> **Recorded information**
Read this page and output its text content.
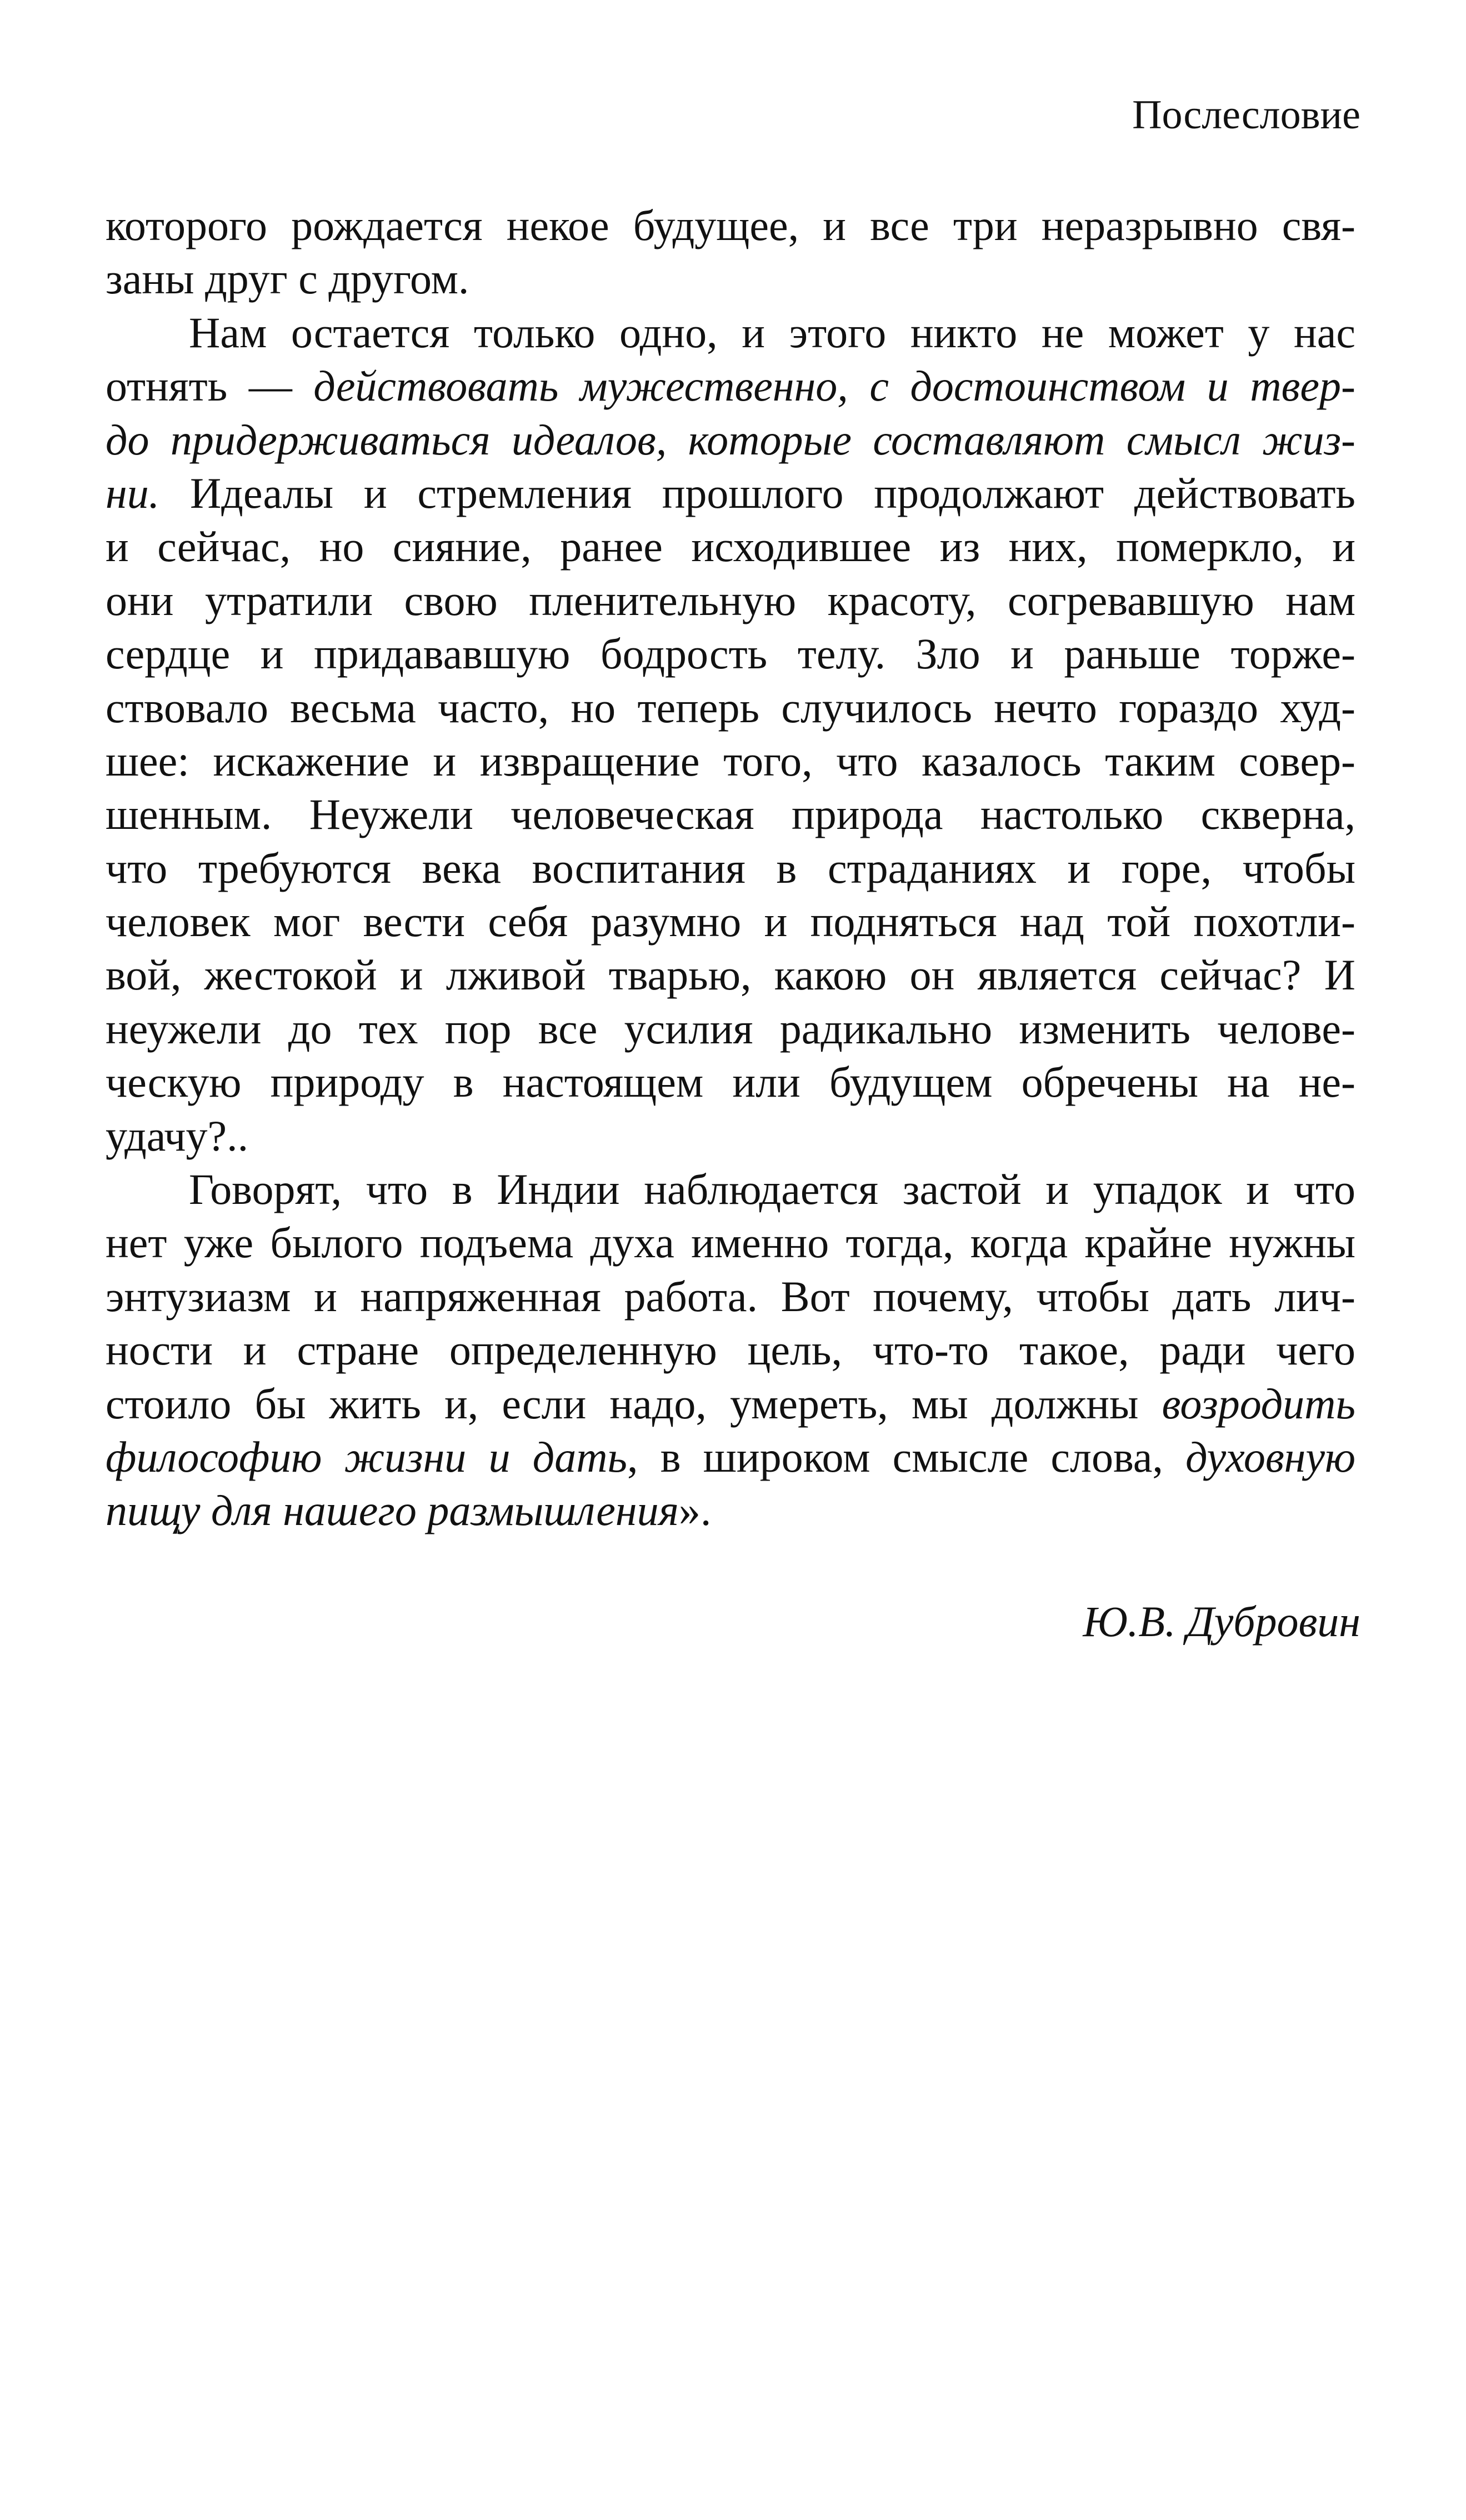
Послесловие
которого рождается некое будущее, и все три неразрывно свя-
заны друг с другом.
Нам остается только одно, и этого никто не может у нас
отнять — действовать мужественно, с достоинством и твер-
до придерживаться идеалов, которые составляют смысл жиз-
ни. Идеалы и стремления прошлого продолжают действовать
и сейчас, но сияние, ранее исходившее из них, померкло, и
они утратили свою пленительную красоту, согревавшую нам
сердце и придававшую бодрость телу. Зло и раньше торже-
ствовало весьма часто, но теперь случилось нечто гораздо худ-
шее: искажение и извращение того, что казалось таким совер-
шенным. Неужели человеческая природа настолько скверна,
что требуются века воспитания в страданиях и горе, чтобы
человек мог вести себя разумно и подняться над той похотли-
вой, жестокой и лживой тварью, какою он является сейчас? И
неужели до тех пор все усилия радикально изменить челове-
ческую природу в настоящем или будущем обречены на не-
удачу?..
Говорят, что в Индии наблюдается застой и упадок и что
нет уже былого подъема духа именно тогда, когда крайне нужны
энтузиазм и напряженная работа. Вот почему, чтобы дать лич-
ности и стране определенную цель, что-то такое, ради чего
стоило бы жить и, если надо, умереть, мы должны возродить
философию жизни и дать, в широком смысле слова, духовную
пищу для нашего размышления».
Ю.В. Дубровин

> **Exercise task**
Determine the number of lines in the listing that contain the string "сейчас". Write that number and nothing else.

> **Exercise answer**
2